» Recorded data
— Begin —

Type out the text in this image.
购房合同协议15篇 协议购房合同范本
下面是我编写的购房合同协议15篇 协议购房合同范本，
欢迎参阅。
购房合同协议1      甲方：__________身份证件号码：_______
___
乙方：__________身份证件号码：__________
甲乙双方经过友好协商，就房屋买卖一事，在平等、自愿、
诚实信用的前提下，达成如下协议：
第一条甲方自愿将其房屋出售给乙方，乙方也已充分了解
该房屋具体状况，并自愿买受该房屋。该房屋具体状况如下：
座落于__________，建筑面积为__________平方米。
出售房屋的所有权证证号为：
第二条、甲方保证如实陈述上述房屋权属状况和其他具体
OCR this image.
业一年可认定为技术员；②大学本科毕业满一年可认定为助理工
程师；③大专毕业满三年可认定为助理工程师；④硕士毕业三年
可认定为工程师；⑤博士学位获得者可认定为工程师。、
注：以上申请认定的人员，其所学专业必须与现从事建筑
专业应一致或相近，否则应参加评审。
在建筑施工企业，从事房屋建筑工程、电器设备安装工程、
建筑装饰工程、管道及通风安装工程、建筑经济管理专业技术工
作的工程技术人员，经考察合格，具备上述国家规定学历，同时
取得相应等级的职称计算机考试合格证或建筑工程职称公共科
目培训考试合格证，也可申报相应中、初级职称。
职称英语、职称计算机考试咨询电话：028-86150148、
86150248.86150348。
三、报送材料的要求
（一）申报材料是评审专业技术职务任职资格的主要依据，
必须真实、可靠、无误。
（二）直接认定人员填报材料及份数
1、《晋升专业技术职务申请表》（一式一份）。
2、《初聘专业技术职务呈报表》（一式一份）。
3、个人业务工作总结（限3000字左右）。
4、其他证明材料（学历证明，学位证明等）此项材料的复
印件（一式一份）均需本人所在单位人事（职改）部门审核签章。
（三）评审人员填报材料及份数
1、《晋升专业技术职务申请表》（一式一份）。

— End —

Copy out the whole listing exactly; please set it all down.

Type out the text in this image.
购房合同协议15篇 协议购房合同范本
下面是我编写的购房合同协议15篇 协议购房合同范本，
欢迎参阅。
购房合同协议1      甲方：__________身份证件号码：_______
___
乙方：__________身份证件号码：__________
甲乙双方经过友好协商，就房屋买卖一事，在平等、自愿、
诚实信用的前提下，达成如下协议：
第一条甲方自愿将其房屋出售给乙方，乙方也已充分了解
该房屋具体状况，并自愿买受该房屋。该房屋具体状况如下：
座落于__________，建筑面积为__________平方米。
出售房屋的所有权证证号为：
第二条、甲方保证如实陈述上述房屋权属状况和其他具体
OCR this image.
业一年可认定为技术员；②大学本科毕业满一年可认定为助理工
程师；③大专毕业满三年可认定为助理工程师；④硕士毕业三年
可认定为工程师；⑤博士学位获得者可认定为工程师。、
注：以上申请认定的人员，其所学专业必须与现从事建筑
专业应一致或相近，否则应参加评审。
在建筑施工企业，从事房屋建筑工程、电器设备安装工程、
建筑装饰工程、管道及通风安装工程、建筑经济管理专业技术工
作的工程技术人员，经考察合格，具备上述国家规定学历，同时
取得相应等级的职称计算机考试合格证或建筑工程职称公共科
目培训考试合格证，也可申报相应中、初级职称。
职称英语、职称计算机考试咨询电话：028-86150148、
86150248.86150348。
三、报送材料的要求
（一）申报材料是评审专业技术职务任职资格的主要依据，
必须真实、可靠、无误。
（二）直接认定人员填报材料及份数
1、《晋升专业技术职务申请表》（一式一份）。
2、《初聘专业技术职务呈报表》（一式一份）。
3、个人业务工作总结（限3000字左右）。
4、其他证明材料（学历证明，学位证明等）此项材料的复
印件（一式一份）均需本人所在单位人事（职改）部门审核签章。
（三）评审人员填报材料及份数
1、《晋升专业技术职务申请表》（一式一份）。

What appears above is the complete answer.